AIM. Reproduce every entry below precisely. Pictures are excluded from the copy.

RECORDS.

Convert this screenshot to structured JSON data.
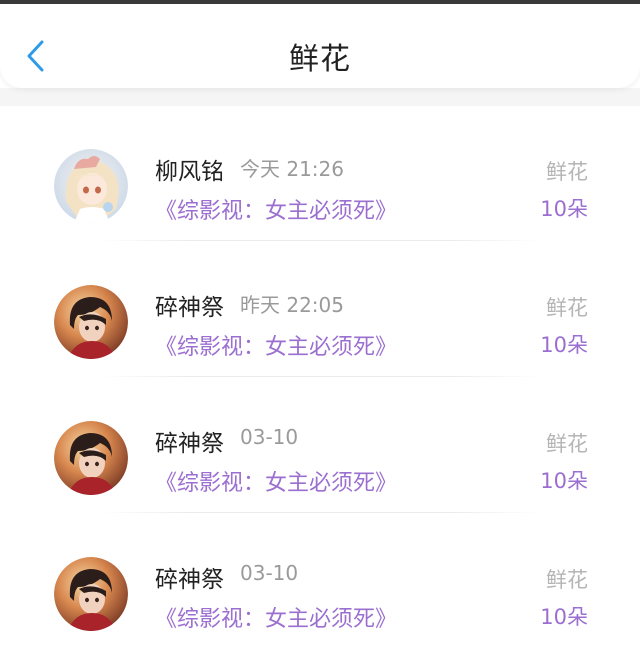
{
  "header": {
    "title": "鲜花",
    "back_icon": "chevron-left-icon",
    "accent_color": "#2f9be8"
  },
  "accent_purple": "#9b6fd0",
  "items": [
    {
      "user": "柳风铭",
      "time": "今天 21:26",
      "book": "《综影视：女主必须死》",
      "gift_label": "鲜花",
      "gift_count": "10朵",
      "avatar": "anime-girl-avatar"
    },
    {
      "user": "碎神祭",
      "time": "昨天 22:05",
      "book": "《综影视：女主必须死》",
      "gift_label": "鲜花",
      "gift_count": "10朵",
      "avatar": "anime-boy-avatar"
    },
    {
      "user": "碎神祭",
      "time": "03-10",
      "book": "《综影视：女主必须死》",
      "gift_label": "鲜花",
      "gift_count": "10朵",
      "avatar": "anime-boy-avatar"
    },
    {
      "user": "碎神祭",
      "time": "03-10",
      "book": "《综影视：女主必须死》",
      "gift_label": "鲜花",
      "gift_count": "10朵",
      "avatar": "anime-boy-avatar"
    }
  ]
}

IN RESPONSE.
Convert this screenshot to structured JSON data.
{
  "header": {
    "title": "鲜花",
    "back_icon": "chevron-left-icon",
    "accent_color": "#2f9be8"
  },
  "accent_purple": "#9b6fd0",
  "items": [
    {
      "user": "柳风铭",
      "time": "今天 21:26",
      "book": "《综影视：女主必须死》",
      "gift_label": "鲜花",
      "gift_count": "10朵",
      "avatar": "anime-girl-avatar"
    },
    {
      "user": "碎神祭",
      "time": "昨天 22:05",
      "book": "《综影视：女主必须死》",
      "gift_label": "鲜花",
      "gift_count": "10朵",
      "avatar": "anime-boy-avatar"
    },
    {
      "user": "碎神祭",
      "time": "03-10",
      "book": "《综影视：女主必须死》",
      "gift_label": "鲜花",
      "gift_count": "10朵",
      "avatar": "anime-boy-avatar"
    },
    {
      "user": "碎神祭",
      "time": "03-10",
      "book": "《综影视：女主必须死》",
      "gift_label": "鲜花",
      "gift_count": "10朵",
      "avatar": "anime-boy-avatar"
    }
  ]
}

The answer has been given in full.